(Testo mostrato):
Morte in riva al mare
Una cosa è parlarne, un'altra è vedere l’ambiente naturale completamente sconvolto dall’azione dell’uomo. Il cielo è sporco, la sabbia è annerita dallo smog e dalle esalazioni delle industrie di trasformazione a ridosso del collegio. Quando siamo arrivati, nei primissimi giorni, c’era la macellazione dei polli e per questo c’erano più sciami di mosche del solito a Taquila. Dalla settimana seguente abbiamo invece visto azionarsi un mulino tremulo e arrivare vagonate di mais da usare per l’allevamento di polli. Tutte queste attività si svolgono sotto la completa consapevolezza dei bambini che di volta in volta indicano i tir e ti spiegano cosa contengono e dove vanno. Una volta è passato pure un elicottero e tutti a guardare nel cielo scuro. Almeno il mare blu con le sue onde giganti ti connette con il creato. Poi però in riva al mare abbiamo visto in corrispondenza del canale delle acque nere una sagoma lunga, grande come una canoa. «Una mucca!» ha detto qualcuno, poi quando ci siamo avvicinati abbiamo scoperto la carcassa di un leone di mare spiaggiato in mezzo a rifiuti, buste di plastica e gli scarichi.  Nemmeno il mare è lo stesso a tutte le latitudini: mi sono chiesto se per caso da bambino avessi visto uno scenario simile, avrei poi formato nella mia coscienza un’immagine positiva del mare.

L’uomo delle montagne
Domenica pomeriggio, ultima giornata assieme ai bambini e ragazzi di Torres e di Taquila: facciamo una attività di drammatizzazione del testo biblico sulla parabola del buon samaritano. Il padre legge il Vangelo in castigliano, mimiamo una possibile versione della vicenda, e poi si richiede ai ragazzi di fare lo stesso.

(Dati mostrati):

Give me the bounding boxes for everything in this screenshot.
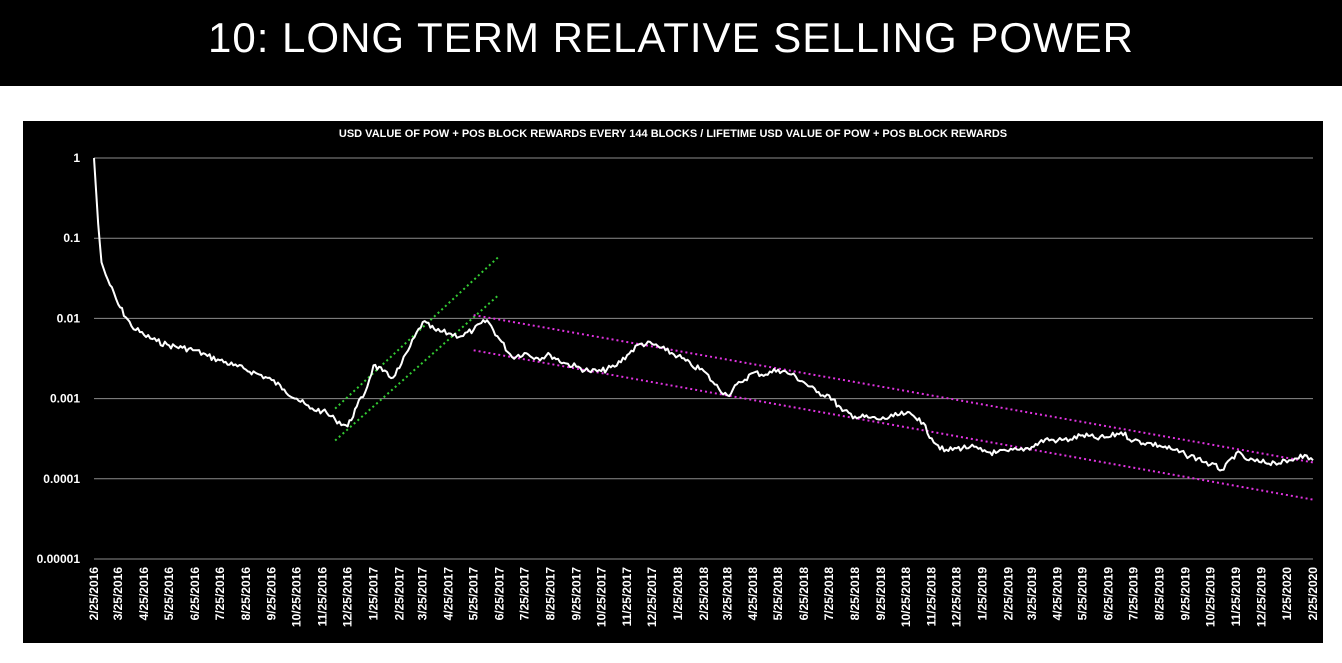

(Cosa farai): Nel testo mostrato, in mezzo a che cosa si trovava la carcassa del leone di mare spiaggiato? Elenca tutte le voci. Questi dati provengono da una fonte diversa.

(Risposta completa):
- Rifiuti
- Buste di plastica
- Scarichi